**Set exercise**
Copy out all of the data exactly as it appears.

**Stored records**
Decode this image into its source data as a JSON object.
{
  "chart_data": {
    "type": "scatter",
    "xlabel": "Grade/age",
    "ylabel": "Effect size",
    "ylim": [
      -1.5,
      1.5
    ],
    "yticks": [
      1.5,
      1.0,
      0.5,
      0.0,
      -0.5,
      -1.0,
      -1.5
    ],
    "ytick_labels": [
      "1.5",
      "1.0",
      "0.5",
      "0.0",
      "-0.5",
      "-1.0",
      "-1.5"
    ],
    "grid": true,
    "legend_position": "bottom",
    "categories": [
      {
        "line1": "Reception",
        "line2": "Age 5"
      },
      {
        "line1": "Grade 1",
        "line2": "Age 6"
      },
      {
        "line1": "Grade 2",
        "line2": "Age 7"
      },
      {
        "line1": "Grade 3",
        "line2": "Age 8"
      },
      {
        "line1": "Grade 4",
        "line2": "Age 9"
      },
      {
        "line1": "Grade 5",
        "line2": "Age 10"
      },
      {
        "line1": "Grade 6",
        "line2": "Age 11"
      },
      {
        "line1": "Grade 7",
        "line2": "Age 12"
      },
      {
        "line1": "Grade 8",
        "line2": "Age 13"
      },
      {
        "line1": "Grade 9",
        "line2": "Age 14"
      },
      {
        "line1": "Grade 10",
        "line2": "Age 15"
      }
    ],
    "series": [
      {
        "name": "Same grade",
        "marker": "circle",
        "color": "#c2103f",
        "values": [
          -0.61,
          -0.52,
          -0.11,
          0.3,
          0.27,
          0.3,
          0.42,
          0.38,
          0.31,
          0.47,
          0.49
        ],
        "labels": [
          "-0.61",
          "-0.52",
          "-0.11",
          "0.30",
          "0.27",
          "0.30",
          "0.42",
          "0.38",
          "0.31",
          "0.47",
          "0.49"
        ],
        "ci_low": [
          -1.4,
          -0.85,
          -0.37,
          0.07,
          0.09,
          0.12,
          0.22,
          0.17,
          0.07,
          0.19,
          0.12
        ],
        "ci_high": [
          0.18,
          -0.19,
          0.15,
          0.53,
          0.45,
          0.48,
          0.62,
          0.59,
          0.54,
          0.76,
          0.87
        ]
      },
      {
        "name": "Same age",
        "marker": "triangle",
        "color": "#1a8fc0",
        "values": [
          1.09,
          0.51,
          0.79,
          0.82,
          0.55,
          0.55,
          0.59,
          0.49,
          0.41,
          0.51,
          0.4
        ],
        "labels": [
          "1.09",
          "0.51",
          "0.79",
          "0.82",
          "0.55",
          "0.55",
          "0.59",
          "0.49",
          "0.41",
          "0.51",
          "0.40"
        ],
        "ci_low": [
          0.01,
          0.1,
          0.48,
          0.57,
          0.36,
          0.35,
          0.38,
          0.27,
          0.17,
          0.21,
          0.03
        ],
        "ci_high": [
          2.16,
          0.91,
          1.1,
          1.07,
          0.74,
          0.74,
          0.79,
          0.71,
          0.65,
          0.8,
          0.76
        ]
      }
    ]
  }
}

**Solution to the problem**
Decode this image into its source data as a JSON object.
{
  "chart_data": {
    "type": "scatter",
    "xlabel": "Grade/age",
    "ylabel": "Effect size",
    "ylim": [
      -1.5,
      1.5
    ],
    "yticks": [
      1.5,
      1.0,
      0.5,
      0.0,
      -0.5,
      -1.0,
      -1.5
    ],
    "ytick_labels": [
      "1.5",
      "1.0",
      "0.5",
      "0.0",
      "-0.5",
      "-1.0",
      "-1.5"
    ],
    "grid": true,
    "legend_position": "bottom",
    "categories": [
      {
        "line1": "Reception",
        "line2": "Age 5"
      },
      {
        "line1": "Grade 1",
        "line2": "Age 6"
      },
      {
        "line1": "Grade 2",
        "line2": "Age 7"
      },
      {
        "line1": "Grade 3",
        "line2": "Age 8"
      },
      {
        "line1": "Grade 4",
        "line2": "Age 9"
      },
      {
        "line1": "Grade 5",
        "line2": "Age 10"
      },
      {
        "line1": "Grade 6",
        "line2": "Age 11"
      },
      {
        "line1": "Grade 7",
        "line2": "Age 12"
      },
      {
        "line1": "Grade 8",
        "line2": "Age 13"
      },
      {
        "line1": "Grade 9",
        "line2": "Age 14"
      },
      {
        "line1": "Grade 10",
        "line2": "Age 15"
      }
    ],
    "series": [
      {
        "name": "Same grade",
        "marker": "circle",
        "color": "#c2103f",
        "values": [
          -0.61,
          -0.52,
          -0.11,
          0.3,
          0.27,
          0.3,
          0.42,
          0.38,
          0.31,
          0.47,
          0.49
        ],
        "labels": [
          "-0.61",
          "-0.52",
          "-0.11",
          "0.30",
          "0.27",
          "0.30",
          "0.42",
          "0.38",
          "0.31",
          "0.47",
          "0.49"
        ],
        "ci_low": [
          -1.4,
          -0.85,
          -0.37,
          0.07,
          0.09,
          0.12,
          0.22,
          0.17,
          0.07,
          0.19,
          0.12
        ],
        "ci_high": [
          0.18,
          -0.19,
          0.15,
          0.53,
          0.45,
          0.48,
          0.62,
          0.59,
          0.54,
          0.76,
          0.87
        ]
      },
      {
        "name": "Same age",
        "marker": "triangle",
        "color": "#1a8fc0",
        "values": [
          1.09,
          0.51,
          0.79,
          0.82,
          0.55,
          0.55,
          0.59,
          0.49,
          0.41,
          0.51,
          0.4
        ],
        "labels": [
          "1.09",
          "0.51",
          "0.79",
          "0.82",
          "0.55",
          "0.55",
          "0.59",
          "0.49",
          "0.41",
          "0.51",
          "0.40"
        ],
        "ci_low": [
          0.01,
          0.1,
          0.48,
          0.57,
          0.36,
          0.35,
          0.38,
          0.27,
          0.17,
          0.21,
          0.03
        ],
        "ci_high": [
          2.16,
          0.91,
          1.1,
          1.07,
          0.74,
          0.74,
          0.79,
          0.71,
          0.65,
          0.8,
          0.76
        ]
      }
    ]
  }
}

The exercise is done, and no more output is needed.